What is expected:
Restate all of the data exactly.

Input:
::::::::
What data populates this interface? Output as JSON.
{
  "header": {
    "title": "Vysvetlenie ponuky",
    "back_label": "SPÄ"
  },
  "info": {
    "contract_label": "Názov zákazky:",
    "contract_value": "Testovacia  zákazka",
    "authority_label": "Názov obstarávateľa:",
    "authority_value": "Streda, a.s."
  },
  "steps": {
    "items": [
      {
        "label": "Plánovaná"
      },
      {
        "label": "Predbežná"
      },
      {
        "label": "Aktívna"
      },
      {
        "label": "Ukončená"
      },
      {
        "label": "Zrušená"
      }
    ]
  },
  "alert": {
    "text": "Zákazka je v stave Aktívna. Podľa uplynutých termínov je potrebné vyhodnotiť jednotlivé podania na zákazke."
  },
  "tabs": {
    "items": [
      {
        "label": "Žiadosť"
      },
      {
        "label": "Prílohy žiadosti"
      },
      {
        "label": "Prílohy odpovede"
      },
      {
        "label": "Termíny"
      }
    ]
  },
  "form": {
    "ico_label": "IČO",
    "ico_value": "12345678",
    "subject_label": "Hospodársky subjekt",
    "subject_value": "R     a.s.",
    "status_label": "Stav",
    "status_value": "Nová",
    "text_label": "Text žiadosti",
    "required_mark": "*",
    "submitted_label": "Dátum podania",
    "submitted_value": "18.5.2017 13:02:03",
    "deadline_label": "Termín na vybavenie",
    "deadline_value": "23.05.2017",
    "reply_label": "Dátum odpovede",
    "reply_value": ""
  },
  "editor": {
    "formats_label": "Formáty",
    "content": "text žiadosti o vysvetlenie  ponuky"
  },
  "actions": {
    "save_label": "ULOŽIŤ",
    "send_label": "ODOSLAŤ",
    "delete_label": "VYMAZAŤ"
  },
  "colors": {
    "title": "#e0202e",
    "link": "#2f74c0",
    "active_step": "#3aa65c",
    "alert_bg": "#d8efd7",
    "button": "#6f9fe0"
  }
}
::::::::
Solution for this task:
What data populates this interface? Output as JSON.
{
  "header": {
    "title": "Vysvetlenie ponuky",
    "back_label": "SPÄ"
  },
  "info": {
    "contract_label": "Názov zákazky:",
    "contract_value": "Testovacia  zákazka",
    "authority_label": "Názov obstarávateľa:",
    "authority_value": "Streda, a.s."
  },
  "steps": {
    "items": [
      {
        "label": "Plánovaná"
      },
      {
        "label": "Predbežná"
      },
      {
        "label": "Aktívna"
      },
      {
        "label": "Ukončená"
      },
      {
        "label": "Zrušená"
      }
    ]
  },
  "alert": {
    "text": "Zákazka je v stave Aktívna. Podľa uplynutých termínov je potrebné vyhodnotiť jednotlivé podania na zákazke."
  },
  "tabs": {
    "items": [
      {
        "label": "Žiadosť"
      },
      {
        "label": "Prílohy žiadosti"
      },
      {
        "label": "Prílohy odpovede"
      },
      {
        "label": "Termíny"
      }
    ]
  },
  "form": {
    "ico_label": "IČO",
    "ico_value": "12345678",
    "subject_label": "Hospodársky subjekt",
    "subject_value": "R     a.s.",
    "status_label": "Stav",
    "status_value": "Nová",
    "text_label": "Text žiadosti",
    "required_mark": "*",
    "submitted_label": "Dátum podania",
    "submitted_value": "18.5.2017 13:02:03",
    "deadline_label": "Termín na vybavenie",
    "deadline_value": "23.05.2017",
    "reply_label": "Dátum odpovede",
    "reply_value": ""
  },
  "editor": {
    "formats_label": "Formáty",
    "content": "text žiadosti o vysvetlenie  ponuky"
  },
  "actions": {
    "save_label": "ULOŽIŤ",
    "send_label": "ODOSLAŤ",
    "delete_label": "VYMAZAŤ"
  },
  "colors": {
    "title": "#e0202e",
    "link": "#2f74c0",
    "active_step": "#3aa65c",
    "alert_bg": "#d8efd7",
    "button": "#6f9fe0"
  }
}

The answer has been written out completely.